Written exercise:
Output the material beneath this task exactly, images excluded.

Material for the task:
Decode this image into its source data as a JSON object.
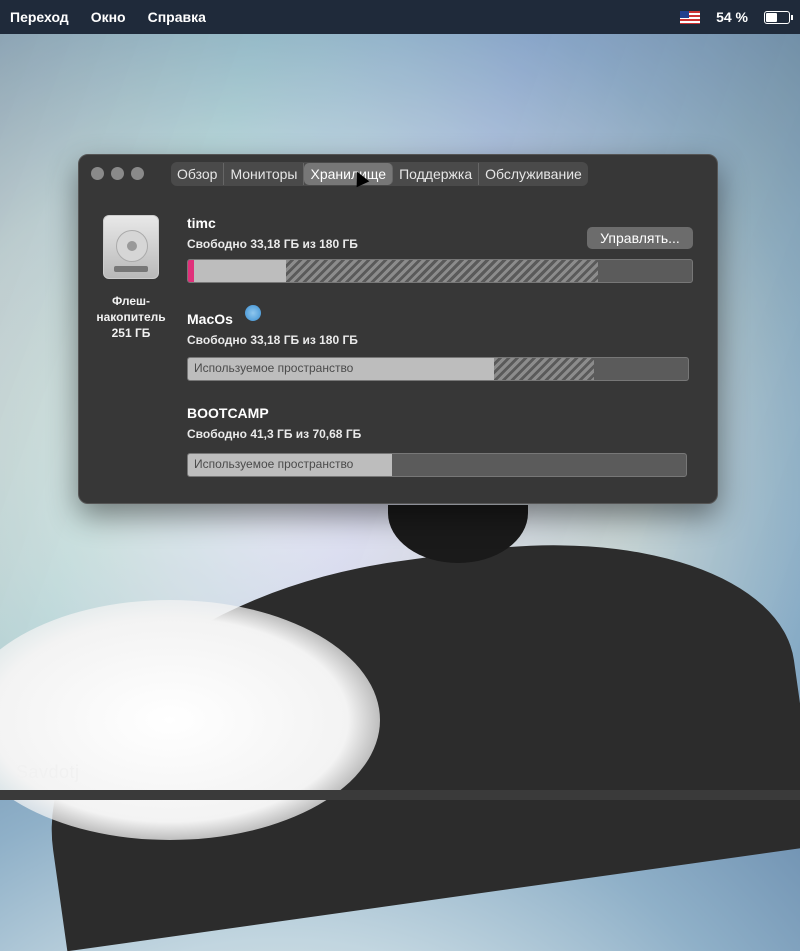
{
  "menubar": {
    "items": [
      "Переход",
      "Окно",
      "Справка"
    ],
    "battery_percent": "54 %",
    "battery_level": 0.54,
    "flag_icon": "us-flag-icon"
  },
  "window": {
    "tabs": [
      "Обзор",
      "Мониторы",
      "Хранилище",
      "Поддержка",
      "Обслуживание"
    ],
    "active_tab": "Хранилище",
    "drive": {
      "name": "Флеш-накопитель 251 ГБ",
      "icon": "hard-drive-icon"
    },
    "manage_button": "Управлять...",
    "volumes": [
      {
        "name": "timc",
        "free_text": "Свободно 33,18 ГБ из 180 ГБ",
        "bar_label": ""
      },
      {
        "name": "MacOs",
        "free_text": "Свободно 33,18 ГБ из 180 ГБ",
        "bar_label": "Используемое пространство"
      },
      {
        "name": "BOOTCAMP",
        "free_text": "Свободно 41,3 ГБ из 70,68 ГБ",
        "bar_label": "Используемое пространство"
      }
    ]
  },
  "watermark": "Savdotj",
  "colors": {
    "menubar": "#1f2a3a",
    "window": "#373737",
    "accent_pink": "#e0307a"
  }
}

Full response:
Decode this image into its source data as a JSON object.
{
  "menubar": {
    "items": [
      "Переход",
      "Окно",
      "Справка"
    ],
    "battery_percent": "54 %",
    "battery_level": 0.54,
    "flag_icon": "us-flag-icon"
  },
  "window": {
    "tabs": [
      "Обзор",
      "Мониторы",
      "Хранилище",
      "Поддержка",
      "Обслуживание"
    ],
    "active_tab": "Хранилище",
    "drive": {
      "name": "Флеш-накопитель 251 ГБ",
      "icon": "hard-drive-icon"
    },
    "manage_button": "Управлять...",
    "volumes": [
      {
        "name": "timc",
        "free_text": "Свободно 33,18 ГБ из 180 ГБ",
        "bar_label": ""
      },
      {
        "name": "MacOs",
        "free_text": "Свободно 33,18 ГБ из 180 ГБ",
        "bar_label": "Используемое пространство"
      },
      {
        "name": "BOOTCAMP",
        "free_text": "Свободно 41,3 ГБ из 70,68 ГБ",
        "bar_label": "Используемое пространство"
      }
    ]
  },
  "watermark": "Savdotj",
  "colors": {
    "menubar": "#1f2a3a",
    "window": "#373737",
    "accent_pink": "#e0307a"
  }
}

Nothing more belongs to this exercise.